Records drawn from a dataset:
═══
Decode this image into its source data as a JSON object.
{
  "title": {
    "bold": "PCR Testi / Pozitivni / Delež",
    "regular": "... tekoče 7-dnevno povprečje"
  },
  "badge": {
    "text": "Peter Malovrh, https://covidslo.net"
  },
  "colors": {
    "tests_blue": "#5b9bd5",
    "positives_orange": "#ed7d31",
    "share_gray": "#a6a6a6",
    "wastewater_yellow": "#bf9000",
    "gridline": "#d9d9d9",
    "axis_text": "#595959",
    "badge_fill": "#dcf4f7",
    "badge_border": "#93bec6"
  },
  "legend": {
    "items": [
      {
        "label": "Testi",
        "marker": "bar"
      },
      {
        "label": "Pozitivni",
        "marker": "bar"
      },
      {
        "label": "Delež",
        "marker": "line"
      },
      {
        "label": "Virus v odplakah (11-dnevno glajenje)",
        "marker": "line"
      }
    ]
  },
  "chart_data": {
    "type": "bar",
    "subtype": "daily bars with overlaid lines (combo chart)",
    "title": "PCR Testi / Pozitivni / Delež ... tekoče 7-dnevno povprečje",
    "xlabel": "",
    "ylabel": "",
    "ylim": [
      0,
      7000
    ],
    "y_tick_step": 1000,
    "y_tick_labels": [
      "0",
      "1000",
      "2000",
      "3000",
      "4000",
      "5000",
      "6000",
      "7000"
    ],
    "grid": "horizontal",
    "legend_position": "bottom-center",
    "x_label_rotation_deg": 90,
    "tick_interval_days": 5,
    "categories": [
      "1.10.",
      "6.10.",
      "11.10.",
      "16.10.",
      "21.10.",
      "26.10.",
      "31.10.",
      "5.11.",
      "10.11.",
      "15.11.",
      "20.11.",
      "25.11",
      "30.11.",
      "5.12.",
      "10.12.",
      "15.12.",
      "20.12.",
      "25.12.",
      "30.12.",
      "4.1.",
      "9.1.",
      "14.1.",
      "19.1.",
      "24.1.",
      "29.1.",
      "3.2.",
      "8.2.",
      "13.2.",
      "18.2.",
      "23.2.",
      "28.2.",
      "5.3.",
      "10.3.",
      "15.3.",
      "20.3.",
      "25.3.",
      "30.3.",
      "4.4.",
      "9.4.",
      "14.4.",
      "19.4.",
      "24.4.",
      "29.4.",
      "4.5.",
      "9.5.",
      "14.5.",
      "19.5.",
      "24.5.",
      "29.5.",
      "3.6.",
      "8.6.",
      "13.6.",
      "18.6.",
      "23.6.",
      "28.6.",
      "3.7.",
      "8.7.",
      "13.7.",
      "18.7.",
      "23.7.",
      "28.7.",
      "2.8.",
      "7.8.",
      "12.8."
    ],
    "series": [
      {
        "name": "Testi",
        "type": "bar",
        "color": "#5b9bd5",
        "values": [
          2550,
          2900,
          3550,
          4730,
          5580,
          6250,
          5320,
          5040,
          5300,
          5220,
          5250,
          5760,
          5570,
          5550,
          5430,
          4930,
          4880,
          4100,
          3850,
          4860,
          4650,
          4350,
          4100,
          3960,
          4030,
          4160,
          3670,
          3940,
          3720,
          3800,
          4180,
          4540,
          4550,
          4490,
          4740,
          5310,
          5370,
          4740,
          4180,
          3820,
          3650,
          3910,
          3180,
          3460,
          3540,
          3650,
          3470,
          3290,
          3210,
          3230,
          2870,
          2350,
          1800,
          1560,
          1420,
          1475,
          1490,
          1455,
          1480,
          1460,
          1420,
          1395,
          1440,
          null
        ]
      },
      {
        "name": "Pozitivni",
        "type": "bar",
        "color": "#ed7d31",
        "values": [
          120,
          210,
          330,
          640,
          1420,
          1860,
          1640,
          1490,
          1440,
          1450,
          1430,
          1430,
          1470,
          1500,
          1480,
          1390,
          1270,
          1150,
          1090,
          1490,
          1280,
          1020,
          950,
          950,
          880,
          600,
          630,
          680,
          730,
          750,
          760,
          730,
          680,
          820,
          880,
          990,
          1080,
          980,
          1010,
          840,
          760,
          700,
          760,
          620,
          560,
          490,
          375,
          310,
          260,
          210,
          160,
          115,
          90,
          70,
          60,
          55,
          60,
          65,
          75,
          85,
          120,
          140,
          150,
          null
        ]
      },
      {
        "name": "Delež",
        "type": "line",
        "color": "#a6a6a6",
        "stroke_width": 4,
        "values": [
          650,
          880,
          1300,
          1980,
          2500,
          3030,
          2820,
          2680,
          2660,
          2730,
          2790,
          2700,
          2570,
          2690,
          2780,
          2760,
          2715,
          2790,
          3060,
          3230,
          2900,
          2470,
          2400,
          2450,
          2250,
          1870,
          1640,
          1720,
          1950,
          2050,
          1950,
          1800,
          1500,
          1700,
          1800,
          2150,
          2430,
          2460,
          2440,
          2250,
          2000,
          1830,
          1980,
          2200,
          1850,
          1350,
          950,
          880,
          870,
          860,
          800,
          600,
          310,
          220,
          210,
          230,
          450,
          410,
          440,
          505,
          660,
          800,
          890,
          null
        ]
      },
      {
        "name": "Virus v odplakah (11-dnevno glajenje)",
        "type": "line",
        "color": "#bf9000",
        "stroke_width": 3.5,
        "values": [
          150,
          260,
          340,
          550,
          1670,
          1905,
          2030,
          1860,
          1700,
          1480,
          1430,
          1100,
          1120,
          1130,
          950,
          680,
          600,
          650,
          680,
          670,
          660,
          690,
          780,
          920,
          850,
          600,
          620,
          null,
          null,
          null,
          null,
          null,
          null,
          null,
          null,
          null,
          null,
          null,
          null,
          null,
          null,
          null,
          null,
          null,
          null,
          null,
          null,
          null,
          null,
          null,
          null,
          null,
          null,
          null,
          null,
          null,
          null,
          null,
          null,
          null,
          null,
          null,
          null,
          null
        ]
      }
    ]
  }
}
═══
Return, from the entries, each line that holds "odplakah".

        "label": "Virus v odplakah (11-dnevno glajenje)",
        "name": "Virus v odplakah (11-dnevno glajenje)",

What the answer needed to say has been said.